### Paginafragment
----

GEVAARLIJKE AFVALSTOFFEN:
Afvalstof die een of meer van de in bijlage III bij de kaderrichtlijn afvalstoffen genoemde gevaarlijke eigenschappen bezit.
GEVAARLIJKE STOFFEN:
Gevaarlijke stof als bedoeld in artikel 1, lid 1 onderdeel b, van de Wet vervoer gevaarlijke stoffen.
GOEDEREN:
Producten als genoemd in bijlage 7 van de NeR. Bijlage 7 van de NeR geeft de klassenindeling van de meest voorkomende stortgoederen. Deze lijst moet overigens niet als limitatief worden gezien, doch kan aanvullingen of wijzigingen ondergaan.
GROND:
Vast materiaal dat bestaat uit minerale delen met een maximale korrelgrootte van 2 millimeter en organische stof in een verhouding en met een structuur zoals deze in de bodem van nature worden aangetroffen, alsmede van nature in de bodem voorkomende schelpen en grind met een korrelgrootte van 2 tot 63 millimeter, niet zijnde baggerspecie (definitie uit artikel 1 van het Besluit bodemkwaliteit).
KIWA:
Dienstverlenend centrum voor kwaliteitsbeheersing en onderzoek in de sectoren Drinkwater, Bouw en Milieu, Postbus 70, 2280 AB Rijswijk.telefoon: (070) 414 44 00telefax: (070) 414 44 20internet:
www.kiwa.nl
LANGTIJDGEMIDDELD BEOORDELINGSNIVEAU (LAr,LT):
Het A-gewogen gemiddelde van de afwisselende niveaus van het ter plaatse, in de loop van een bepaalde periode optredende geluid en zo nodig gecorrigeerd voor de aanwezigheid van impulsachtig geluid, tonaal geluid of muziekgeluid, vastgesteld en beoordeeld overeenkomstig de 'Handleiding meten en rekenen industrielawaai', uitgave 1999.
MAXIMALE GELUIDNIVEAU (LAmax):
Het hoogste A-gewogen geluidsniveau, afgelezen in de meterstand 'fast', verminderd met de meteocorrectieterm Cm. De meterstand 'fast' komt overeen met een tijdconstante van 125 ms.
NEN-EN:
Een door het Comité Européen de Normalisation (CEN) opgestelde norm die door het Nederlands Normalisatie Instituut (NEN) als Nederlandse norm is aanvaard.
NEN-EN 1838:
Toegepaste verlichtingstechniek - Noodverlichting.
OVERSLAAN:
het kortdurend stallen van containers met afval, bijvoorbeeld containers die door schepen worden aangevoerd en daarna door voertuigen worden verder getransporteerd, of andersom;
het overbrengen van afval in een groter transportmiddel, bijvoorbeeld vanuit de chemokar naar grotere vrachtwagens. Het kan daarbij gaan om afval dat door rechtspersoon A is ingezameld of wordt
getransporteerd en tijdelijk binnen de inrichting van rechtspersoon B wordt overgeslagen;
het stallen van met afval geladen voertuigen, bijvoorbeeld het overnachten van een volle vrachtwagen
op een inrichting.

----

### Opdrachtdetails
Stel voor elk van de onderstaande beweringen vast of deze strookt met de begrippenlijst hierboven. Antwoord telkens met ja of nee en citeer letterlijk de woorden uit de begrippenlijst die de doorslag geven.
1. Een NEN-EN-norm wordt opgesteld door het Nederlands Normalisatie Instituut.
2. De lijst in bijlage 7 van de NeR moet als limitatief worden beschouwd.
3. Van nature in de bodem voorkomend grind met een korrelgrootte van 2 tot 63 millimeter valt onder grond.

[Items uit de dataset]
----

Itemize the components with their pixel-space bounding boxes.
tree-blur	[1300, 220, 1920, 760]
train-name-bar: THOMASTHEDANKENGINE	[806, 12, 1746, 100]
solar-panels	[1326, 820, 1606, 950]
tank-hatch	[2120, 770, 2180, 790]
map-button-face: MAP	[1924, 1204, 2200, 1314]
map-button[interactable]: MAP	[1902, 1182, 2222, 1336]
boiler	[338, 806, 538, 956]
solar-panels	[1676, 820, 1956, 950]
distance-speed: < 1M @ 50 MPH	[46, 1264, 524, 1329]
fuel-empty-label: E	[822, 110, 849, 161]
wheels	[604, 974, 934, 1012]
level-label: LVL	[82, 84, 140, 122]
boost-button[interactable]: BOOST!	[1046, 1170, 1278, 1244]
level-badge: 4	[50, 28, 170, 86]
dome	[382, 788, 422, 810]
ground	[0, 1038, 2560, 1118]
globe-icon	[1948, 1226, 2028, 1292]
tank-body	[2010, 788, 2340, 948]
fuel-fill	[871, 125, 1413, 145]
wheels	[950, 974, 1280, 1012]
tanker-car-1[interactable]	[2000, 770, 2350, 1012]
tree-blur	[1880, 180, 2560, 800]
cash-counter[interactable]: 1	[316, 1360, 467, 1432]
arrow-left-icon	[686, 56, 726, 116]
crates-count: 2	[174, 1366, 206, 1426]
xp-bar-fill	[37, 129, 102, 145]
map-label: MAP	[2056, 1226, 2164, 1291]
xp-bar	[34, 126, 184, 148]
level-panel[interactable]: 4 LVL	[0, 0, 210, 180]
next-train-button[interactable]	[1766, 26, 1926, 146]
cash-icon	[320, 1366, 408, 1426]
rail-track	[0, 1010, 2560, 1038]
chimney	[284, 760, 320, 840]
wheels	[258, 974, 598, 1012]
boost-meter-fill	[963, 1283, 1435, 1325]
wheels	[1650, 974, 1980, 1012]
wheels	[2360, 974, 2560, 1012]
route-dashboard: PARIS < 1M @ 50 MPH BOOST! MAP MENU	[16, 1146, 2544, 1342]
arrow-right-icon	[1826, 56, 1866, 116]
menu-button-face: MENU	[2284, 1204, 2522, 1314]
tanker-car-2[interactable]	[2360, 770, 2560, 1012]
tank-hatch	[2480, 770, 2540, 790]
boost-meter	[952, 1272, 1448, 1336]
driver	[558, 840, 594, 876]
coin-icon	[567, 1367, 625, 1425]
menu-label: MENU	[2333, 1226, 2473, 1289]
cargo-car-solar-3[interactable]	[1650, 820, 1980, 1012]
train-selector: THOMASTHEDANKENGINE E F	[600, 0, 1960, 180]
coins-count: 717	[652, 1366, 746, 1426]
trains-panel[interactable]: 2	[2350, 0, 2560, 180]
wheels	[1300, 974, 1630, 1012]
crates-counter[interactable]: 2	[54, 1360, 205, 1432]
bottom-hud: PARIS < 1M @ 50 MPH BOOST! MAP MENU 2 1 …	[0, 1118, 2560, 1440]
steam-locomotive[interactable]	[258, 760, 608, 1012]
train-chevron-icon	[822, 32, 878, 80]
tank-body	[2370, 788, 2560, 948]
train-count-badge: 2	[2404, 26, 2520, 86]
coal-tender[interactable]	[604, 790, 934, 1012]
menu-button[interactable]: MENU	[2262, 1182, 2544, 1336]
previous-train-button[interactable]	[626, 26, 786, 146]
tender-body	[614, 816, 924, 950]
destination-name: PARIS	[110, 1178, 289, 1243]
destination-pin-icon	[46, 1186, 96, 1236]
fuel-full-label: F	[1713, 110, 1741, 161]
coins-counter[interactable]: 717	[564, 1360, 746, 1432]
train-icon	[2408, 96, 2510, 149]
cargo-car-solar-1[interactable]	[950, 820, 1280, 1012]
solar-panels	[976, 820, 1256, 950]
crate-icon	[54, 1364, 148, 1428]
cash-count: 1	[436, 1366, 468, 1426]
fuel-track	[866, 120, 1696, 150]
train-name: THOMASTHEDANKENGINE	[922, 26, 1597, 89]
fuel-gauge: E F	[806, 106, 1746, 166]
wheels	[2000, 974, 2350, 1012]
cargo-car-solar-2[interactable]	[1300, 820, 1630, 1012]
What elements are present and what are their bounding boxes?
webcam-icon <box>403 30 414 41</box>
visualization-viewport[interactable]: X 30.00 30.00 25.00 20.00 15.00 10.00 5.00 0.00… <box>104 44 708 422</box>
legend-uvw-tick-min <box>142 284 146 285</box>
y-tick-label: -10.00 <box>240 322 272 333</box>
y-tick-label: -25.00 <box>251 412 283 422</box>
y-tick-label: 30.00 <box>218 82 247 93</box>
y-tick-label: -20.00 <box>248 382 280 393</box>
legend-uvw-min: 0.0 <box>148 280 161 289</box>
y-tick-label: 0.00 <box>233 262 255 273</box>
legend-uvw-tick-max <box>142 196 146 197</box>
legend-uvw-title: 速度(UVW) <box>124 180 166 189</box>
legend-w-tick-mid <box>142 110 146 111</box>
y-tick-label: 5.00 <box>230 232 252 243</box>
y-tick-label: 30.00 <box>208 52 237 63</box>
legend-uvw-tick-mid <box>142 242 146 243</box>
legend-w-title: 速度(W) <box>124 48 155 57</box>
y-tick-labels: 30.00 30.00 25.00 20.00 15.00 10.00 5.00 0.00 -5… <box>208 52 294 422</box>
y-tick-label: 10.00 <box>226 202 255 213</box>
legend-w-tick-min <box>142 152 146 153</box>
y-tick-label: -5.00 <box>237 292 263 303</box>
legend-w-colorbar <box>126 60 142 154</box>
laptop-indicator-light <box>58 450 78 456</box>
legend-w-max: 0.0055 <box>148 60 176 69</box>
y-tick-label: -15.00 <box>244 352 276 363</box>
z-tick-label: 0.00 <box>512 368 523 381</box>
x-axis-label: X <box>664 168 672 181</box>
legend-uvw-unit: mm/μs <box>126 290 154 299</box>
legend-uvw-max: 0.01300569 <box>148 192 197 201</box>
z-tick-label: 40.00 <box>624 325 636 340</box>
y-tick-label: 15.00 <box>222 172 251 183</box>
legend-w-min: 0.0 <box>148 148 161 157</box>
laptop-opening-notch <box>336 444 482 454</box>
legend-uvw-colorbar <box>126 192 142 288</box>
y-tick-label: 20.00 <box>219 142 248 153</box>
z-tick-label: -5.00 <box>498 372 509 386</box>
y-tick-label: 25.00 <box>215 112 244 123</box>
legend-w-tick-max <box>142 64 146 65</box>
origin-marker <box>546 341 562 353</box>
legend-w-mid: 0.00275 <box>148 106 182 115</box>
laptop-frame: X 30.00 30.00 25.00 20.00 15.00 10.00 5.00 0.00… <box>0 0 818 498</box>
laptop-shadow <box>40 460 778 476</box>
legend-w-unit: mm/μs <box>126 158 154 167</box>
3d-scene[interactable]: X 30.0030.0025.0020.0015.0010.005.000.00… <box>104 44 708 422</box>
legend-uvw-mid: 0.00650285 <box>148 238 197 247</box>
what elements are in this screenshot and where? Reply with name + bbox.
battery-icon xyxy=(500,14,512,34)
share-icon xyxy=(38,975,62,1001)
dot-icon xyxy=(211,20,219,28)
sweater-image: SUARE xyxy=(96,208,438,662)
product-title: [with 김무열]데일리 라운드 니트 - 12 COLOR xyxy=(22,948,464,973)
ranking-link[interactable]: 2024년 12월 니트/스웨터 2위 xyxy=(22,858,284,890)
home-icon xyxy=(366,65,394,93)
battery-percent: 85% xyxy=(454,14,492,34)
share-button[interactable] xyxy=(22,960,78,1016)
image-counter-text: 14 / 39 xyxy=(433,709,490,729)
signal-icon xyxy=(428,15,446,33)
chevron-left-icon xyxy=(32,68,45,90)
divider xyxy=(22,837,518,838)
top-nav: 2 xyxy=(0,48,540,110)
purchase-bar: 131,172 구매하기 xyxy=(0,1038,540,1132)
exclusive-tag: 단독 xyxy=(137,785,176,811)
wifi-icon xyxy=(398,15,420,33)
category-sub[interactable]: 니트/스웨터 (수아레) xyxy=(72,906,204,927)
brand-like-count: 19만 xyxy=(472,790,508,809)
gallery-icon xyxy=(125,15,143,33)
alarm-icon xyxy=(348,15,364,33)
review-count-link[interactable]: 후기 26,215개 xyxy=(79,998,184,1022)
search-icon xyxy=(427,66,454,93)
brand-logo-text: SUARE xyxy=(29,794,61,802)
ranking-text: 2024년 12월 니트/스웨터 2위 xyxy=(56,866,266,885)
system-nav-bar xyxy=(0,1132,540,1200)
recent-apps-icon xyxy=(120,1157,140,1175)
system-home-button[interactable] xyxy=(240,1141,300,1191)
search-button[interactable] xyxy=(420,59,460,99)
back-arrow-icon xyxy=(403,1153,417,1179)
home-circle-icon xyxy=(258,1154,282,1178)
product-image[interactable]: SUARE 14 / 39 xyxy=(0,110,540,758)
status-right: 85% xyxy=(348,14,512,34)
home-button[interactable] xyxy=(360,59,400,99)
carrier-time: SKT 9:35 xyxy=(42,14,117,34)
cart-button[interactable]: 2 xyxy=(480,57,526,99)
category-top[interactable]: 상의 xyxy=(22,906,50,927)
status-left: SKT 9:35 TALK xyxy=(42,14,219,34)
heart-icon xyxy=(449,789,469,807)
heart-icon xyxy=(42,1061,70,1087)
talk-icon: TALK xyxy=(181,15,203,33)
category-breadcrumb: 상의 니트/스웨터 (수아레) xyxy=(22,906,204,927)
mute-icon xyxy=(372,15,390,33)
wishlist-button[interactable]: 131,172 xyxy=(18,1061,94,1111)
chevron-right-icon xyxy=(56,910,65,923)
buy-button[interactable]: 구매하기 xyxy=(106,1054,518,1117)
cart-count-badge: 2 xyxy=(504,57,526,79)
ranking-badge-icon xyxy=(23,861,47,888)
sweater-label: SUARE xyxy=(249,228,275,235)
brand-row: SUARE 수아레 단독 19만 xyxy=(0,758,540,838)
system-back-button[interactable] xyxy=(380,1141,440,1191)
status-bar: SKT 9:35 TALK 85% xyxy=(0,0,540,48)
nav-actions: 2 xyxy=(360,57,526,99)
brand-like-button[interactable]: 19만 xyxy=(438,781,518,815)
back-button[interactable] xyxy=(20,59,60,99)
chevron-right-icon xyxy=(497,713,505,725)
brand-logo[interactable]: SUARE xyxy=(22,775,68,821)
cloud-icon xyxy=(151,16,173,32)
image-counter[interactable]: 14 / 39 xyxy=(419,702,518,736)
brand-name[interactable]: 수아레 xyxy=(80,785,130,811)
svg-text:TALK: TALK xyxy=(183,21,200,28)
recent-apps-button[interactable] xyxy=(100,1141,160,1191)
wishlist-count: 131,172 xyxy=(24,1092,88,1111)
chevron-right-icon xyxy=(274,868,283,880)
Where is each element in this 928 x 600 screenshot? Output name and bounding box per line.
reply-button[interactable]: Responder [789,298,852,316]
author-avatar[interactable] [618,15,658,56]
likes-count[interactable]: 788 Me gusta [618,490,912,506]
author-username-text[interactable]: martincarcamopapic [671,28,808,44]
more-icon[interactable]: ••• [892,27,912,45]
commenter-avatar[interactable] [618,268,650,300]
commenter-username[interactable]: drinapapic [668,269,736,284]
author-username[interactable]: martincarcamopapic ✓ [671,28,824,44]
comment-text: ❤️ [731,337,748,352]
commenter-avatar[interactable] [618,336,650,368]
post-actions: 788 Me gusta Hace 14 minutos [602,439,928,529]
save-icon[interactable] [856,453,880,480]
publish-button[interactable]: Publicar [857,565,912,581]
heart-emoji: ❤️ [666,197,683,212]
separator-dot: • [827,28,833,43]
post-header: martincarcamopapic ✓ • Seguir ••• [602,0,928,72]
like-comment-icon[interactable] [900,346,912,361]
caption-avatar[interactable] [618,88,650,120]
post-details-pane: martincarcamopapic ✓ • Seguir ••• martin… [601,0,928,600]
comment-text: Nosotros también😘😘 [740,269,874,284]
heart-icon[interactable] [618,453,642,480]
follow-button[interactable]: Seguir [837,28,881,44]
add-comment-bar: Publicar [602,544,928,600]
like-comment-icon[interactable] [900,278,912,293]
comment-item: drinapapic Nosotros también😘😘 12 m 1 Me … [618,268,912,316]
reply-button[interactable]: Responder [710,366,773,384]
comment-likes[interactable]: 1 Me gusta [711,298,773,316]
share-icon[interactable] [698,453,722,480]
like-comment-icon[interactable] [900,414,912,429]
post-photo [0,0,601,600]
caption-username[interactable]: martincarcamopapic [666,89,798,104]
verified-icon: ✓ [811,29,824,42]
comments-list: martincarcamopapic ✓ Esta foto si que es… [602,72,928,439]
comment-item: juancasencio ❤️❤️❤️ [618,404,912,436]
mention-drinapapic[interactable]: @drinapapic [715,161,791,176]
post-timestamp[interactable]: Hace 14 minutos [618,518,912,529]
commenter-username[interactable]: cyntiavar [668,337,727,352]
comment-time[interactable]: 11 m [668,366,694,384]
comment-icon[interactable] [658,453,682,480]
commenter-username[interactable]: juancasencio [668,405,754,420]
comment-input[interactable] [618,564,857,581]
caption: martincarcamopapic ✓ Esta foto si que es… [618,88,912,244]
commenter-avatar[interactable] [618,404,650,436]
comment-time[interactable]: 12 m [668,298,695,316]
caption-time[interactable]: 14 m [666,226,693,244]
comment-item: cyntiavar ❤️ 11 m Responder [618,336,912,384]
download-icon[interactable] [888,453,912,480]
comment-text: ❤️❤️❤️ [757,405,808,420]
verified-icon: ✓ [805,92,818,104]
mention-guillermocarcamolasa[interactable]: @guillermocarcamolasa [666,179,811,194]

----

### Juiste uitkomst
1. Nee: "Een door het Comité Européen de Normalisation (CEN) opgestelde norm die door het Nederlands Normalisatie Instituut (NEN) als Nederlandse norm is aanvaard."
2. Nee: "Deze lijst moet overigens niet als limitatief worden gezien"
3. Ja: "alsmede van nature in de bodem voorkomende schelpen en grind met een korrelgrootte van 2 tot 63 millimeter"